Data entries
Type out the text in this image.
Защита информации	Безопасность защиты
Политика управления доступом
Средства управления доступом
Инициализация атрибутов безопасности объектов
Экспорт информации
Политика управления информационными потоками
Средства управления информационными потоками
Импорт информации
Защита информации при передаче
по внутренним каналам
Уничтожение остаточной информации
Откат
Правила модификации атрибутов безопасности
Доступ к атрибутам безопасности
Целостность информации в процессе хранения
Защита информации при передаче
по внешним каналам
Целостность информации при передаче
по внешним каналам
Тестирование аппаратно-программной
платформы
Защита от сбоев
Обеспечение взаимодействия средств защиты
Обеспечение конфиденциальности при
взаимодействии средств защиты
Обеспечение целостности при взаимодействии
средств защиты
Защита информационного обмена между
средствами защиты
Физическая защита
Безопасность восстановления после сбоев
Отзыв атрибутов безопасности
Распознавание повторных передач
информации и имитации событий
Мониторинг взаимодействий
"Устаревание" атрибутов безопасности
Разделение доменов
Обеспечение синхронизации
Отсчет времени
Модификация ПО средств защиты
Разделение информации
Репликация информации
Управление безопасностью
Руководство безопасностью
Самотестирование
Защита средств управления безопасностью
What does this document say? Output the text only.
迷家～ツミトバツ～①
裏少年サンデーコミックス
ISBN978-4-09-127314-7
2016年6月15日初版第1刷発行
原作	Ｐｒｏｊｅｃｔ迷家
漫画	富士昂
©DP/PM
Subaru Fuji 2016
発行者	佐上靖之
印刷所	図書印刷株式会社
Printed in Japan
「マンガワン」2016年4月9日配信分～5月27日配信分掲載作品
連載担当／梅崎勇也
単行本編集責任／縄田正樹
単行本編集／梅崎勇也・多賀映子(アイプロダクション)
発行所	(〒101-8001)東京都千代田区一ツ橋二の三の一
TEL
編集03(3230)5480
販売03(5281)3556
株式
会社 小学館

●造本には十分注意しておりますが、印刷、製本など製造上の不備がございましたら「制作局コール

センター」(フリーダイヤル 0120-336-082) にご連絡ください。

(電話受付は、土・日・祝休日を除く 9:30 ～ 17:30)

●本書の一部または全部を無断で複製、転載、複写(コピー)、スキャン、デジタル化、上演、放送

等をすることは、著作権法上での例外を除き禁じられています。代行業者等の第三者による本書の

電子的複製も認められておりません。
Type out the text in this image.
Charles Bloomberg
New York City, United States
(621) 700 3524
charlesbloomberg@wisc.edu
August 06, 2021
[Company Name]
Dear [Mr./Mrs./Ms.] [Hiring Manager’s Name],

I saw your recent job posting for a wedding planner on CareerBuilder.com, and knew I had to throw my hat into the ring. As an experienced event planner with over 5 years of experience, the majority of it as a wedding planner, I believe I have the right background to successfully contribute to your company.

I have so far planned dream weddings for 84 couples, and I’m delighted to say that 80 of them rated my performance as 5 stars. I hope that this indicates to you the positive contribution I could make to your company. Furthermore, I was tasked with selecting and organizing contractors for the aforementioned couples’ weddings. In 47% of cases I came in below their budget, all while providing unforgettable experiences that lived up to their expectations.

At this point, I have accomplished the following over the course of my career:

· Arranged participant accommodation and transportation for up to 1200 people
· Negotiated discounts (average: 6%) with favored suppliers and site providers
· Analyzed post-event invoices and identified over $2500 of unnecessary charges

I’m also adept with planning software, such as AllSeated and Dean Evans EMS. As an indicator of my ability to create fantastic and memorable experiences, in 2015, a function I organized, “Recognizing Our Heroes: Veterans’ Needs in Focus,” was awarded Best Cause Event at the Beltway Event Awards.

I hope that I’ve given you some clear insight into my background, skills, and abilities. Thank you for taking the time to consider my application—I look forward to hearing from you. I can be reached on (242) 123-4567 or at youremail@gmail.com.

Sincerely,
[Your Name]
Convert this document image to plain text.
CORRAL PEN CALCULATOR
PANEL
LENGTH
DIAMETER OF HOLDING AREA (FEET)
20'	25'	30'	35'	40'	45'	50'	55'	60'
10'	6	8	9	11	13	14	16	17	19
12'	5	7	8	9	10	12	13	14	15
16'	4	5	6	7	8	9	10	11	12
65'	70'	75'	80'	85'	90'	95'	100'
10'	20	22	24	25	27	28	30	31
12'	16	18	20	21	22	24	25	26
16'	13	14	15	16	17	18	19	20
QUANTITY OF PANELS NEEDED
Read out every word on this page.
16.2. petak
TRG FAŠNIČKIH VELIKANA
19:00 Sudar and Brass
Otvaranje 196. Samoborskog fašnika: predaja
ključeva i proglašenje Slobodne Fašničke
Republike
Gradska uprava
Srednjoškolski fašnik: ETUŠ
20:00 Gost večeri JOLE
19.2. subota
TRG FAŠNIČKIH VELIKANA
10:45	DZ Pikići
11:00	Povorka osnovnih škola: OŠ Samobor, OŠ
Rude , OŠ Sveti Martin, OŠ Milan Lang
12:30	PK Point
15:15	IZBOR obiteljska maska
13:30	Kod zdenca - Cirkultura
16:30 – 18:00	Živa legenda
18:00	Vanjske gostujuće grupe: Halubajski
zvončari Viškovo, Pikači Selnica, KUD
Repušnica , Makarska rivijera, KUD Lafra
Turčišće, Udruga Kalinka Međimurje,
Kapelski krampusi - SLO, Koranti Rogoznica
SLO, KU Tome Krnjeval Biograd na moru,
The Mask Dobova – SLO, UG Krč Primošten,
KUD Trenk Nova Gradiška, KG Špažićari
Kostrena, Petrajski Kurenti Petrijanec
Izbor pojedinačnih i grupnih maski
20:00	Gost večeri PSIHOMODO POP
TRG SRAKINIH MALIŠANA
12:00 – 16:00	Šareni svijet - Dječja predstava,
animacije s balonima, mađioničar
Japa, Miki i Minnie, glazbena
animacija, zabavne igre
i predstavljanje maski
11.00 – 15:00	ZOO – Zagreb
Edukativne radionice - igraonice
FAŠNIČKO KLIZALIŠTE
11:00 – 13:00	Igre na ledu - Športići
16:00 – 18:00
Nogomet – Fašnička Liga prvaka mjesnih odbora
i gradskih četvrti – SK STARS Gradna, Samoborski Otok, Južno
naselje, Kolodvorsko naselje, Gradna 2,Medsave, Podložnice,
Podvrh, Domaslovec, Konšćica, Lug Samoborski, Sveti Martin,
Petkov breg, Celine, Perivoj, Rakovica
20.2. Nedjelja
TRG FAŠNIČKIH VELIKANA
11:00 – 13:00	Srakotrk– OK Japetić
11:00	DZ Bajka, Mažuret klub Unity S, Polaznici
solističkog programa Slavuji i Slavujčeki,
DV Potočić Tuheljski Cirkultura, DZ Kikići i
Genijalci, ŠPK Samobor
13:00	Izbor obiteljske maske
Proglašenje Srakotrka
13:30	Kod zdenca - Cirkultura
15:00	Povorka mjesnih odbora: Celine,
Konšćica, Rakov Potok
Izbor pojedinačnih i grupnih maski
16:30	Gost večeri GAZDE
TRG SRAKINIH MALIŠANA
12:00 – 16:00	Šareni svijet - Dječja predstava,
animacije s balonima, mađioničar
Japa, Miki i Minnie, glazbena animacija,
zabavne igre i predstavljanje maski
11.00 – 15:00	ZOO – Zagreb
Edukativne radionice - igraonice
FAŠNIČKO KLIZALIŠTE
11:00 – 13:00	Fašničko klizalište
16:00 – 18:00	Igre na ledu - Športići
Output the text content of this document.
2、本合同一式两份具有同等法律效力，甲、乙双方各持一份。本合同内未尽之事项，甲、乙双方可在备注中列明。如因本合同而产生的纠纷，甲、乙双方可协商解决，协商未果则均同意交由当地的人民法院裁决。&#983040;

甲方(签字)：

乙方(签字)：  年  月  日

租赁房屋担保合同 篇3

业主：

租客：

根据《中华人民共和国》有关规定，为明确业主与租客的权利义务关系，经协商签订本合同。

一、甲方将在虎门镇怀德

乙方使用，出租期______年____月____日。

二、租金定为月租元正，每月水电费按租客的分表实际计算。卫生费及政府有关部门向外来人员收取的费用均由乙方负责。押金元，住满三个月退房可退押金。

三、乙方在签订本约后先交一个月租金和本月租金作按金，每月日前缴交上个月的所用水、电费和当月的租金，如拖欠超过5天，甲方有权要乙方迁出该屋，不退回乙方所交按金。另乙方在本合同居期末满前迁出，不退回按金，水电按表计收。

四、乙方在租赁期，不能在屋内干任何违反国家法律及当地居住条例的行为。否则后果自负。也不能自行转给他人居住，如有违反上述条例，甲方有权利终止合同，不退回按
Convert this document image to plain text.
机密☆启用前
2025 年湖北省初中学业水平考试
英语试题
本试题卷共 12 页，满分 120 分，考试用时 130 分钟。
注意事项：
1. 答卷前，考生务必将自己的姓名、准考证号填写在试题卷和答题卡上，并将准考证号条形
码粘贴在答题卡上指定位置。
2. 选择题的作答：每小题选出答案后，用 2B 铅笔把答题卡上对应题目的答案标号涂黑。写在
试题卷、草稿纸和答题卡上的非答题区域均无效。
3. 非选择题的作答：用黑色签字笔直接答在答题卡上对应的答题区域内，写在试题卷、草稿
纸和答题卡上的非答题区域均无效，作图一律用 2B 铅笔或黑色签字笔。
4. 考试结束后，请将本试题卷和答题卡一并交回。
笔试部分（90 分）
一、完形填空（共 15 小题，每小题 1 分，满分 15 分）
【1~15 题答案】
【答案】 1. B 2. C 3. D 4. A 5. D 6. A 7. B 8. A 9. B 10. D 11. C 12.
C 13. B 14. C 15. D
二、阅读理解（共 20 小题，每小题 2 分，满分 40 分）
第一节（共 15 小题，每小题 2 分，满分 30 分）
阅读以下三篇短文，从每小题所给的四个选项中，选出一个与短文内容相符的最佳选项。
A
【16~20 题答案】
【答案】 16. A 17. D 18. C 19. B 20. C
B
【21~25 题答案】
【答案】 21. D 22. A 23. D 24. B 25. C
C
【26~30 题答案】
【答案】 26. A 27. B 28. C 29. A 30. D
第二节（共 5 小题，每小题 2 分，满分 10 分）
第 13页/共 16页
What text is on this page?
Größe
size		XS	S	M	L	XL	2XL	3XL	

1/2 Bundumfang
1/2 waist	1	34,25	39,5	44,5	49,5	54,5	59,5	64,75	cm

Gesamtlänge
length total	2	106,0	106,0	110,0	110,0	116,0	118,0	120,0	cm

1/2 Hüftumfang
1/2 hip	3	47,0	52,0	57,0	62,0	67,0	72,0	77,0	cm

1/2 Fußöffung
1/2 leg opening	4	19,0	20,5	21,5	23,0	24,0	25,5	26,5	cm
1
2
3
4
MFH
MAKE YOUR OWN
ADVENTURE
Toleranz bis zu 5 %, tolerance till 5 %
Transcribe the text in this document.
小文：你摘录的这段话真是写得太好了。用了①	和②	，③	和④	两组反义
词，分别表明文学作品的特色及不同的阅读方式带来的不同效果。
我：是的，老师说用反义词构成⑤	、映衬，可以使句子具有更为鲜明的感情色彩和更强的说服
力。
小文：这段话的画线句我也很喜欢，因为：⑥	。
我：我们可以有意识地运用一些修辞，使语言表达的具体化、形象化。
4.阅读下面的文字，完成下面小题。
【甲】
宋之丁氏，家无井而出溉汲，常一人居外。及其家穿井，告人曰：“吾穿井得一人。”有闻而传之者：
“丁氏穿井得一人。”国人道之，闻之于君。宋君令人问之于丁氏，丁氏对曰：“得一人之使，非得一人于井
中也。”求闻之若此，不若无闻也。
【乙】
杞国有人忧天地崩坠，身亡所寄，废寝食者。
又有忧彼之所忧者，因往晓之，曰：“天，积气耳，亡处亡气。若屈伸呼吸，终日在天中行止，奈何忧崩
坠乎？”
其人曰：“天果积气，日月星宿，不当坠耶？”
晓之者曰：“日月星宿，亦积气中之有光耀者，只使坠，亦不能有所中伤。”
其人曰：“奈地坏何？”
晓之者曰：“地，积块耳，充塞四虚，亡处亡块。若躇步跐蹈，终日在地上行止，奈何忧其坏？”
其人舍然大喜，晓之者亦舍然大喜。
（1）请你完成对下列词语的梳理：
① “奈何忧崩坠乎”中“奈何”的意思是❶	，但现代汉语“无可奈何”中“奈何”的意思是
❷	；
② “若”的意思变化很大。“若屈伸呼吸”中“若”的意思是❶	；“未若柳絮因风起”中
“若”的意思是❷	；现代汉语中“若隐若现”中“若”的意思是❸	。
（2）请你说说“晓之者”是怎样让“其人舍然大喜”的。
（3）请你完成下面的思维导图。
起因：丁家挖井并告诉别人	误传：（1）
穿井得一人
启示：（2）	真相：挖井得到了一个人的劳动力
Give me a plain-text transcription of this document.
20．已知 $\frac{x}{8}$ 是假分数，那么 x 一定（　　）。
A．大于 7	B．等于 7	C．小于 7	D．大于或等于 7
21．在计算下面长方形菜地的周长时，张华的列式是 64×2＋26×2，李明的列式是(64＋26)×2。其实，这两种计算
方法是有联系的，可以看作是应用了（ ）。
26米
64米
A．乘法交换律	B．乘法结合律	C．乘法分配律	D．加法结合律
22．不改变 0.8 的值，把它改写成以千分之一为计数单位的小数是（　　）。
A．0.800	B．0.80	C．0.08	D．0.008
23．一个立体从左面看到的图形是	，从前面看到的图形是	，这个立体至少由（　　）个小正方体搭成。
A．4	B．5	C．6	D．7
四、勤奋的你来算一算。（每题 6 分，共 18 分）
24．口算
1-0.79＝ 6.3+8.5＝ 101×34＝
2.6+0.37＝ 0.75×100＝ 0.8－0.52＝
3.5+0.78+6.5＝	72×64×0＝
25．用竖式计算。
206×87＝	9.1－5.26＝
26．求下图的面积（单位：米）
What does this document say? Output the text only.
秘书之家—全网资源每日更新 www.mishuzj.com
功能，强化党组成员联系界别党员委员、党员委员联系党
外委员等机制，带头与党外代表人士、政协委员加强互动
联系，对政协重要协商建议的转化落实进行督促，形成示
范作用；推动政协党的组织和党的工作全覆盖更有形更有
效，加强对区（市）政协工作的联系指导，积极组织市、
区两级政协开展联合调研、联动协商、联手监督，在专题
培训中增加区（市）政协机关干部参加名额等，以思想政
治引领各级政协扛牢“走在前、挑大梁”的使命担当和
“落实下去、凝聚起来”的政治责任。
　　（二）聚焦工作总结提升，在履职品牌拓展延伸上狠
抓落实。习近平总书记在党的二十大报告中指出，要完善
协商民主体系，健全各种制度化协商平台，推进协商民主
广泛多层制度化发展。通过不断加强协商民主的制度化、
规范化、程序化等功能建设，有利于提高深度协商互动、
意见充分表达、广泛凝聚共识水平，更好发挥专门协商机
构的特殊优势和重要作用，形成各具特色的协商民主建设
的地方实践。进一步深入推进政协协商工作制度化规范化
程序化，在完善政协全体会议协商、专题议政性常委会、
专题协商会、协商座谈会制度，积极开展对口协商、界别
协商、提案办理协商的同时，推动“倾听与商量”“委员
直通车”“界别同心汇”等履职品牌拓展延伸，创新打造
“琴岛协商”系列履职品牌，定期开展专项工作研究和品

AIM OF THE TASK
Filter the records above for lines containing the word "odbora", and copy those lines.

OUTPUT OF THE TASK
Nogomet – Fašnička Liga prvaka mjesnih odbora
15:00	Povorka mjesnih odbora: Celine,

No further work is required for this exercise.